* BEGIN PROVIDED MATERIAL *

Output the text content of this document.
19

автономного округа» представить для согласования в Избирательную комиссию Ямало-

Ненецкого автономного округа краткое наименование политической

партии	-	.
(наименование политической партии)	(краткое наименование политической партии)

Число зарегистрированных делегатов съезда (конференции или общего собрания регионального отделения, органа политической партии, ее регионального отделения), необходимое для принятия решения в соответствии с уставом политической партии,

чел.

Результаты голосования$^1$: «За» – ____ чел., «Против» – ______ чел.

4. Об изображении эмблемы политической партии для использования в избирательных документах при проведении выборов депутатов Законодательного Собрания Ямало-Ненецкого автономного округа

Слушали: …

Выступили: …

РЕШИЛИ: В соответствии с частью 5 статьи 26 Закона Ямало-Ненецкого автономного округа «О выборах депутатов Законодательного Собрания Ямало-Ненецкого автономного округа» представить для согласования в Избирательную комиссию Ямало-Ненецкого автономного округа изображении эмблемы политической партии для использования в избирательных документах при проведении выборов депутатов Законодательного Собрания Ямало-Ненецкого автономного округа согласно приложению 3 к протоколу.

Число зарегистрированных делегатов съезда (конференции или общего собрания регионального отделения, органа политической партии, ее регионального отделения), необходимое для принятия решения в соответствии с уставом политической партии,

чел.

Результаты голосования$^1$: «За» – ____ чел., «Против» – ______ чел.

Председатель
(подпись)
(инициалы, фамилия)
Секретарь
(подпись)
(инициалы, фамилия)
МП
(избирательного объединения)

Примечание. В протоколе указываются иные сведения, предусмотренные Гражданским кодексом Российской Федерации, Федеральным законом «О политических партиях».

* END PROVIDED MATERIAL *

--- REQUIRED WORK ---
Retype every entry word for word.

--- WRITTEN RESPONSE ---
Output the text content of this document.
19

автономного округа» представить для согласования в Избирательную комиссию Ямало-

Ненецкого автономного округа краткое наименование политической

партии	-	.
(наименование политической партии)	(краткое наименование политической партии)

Число зарегистрированных делегатов съезда (конференции или общего собрания регионального отделения, органа политической партии, ее регионального отделения), необходимое для принятия решения в соответствии с уставом политической партии,

чел.

Результаты голосования$^1$: «За» – ____ чел., «Против» – ______ чел.

4. Об изображении эмблемы политической партии для использования в избирательных документах при проведении выборов депутатов Законодательного Собрания Ямало-Ненецкого автономного округа

Слушали: …

Выступили: …

РЕШИЛИ: В соответствии с частью 5 статьи 26 Закона Ямало-Ненецкого автономного округа «О выборах депутатов Законодательного Собрания Ямало-Ненецкого автономного округа» представить для согласования в Избирательную комиссию Ямало-Ненецкого автономного округа изображении эмблемы политической партии для использования в избирательных документах при проведении выборов депутатов Законодательного Собрания Ямало-Ненецкого автономного округа согласно приложению 3 к протоколу.

Число зарегистрированных делегатов съезда (конференции или общего собрания регионального отделения, органа политической партии, ее регионального отделения), необходимое для принятия решения в соответствии с уставом политической партии,

чел.

Результаты голосования$^1$: «За» – ____ чел., «Против» – ______ чел.

Председатель
(подпись)
(инициалы, фамилия)
Секретарь
(подпись)
(инициалы, фамилия)
МП
(избирательного объединения)

Примечание. В протоколе указываются иные сведения, предусмотренные Гражданским кодексом Российской Федерации, Федеральным законом «О политических партиях».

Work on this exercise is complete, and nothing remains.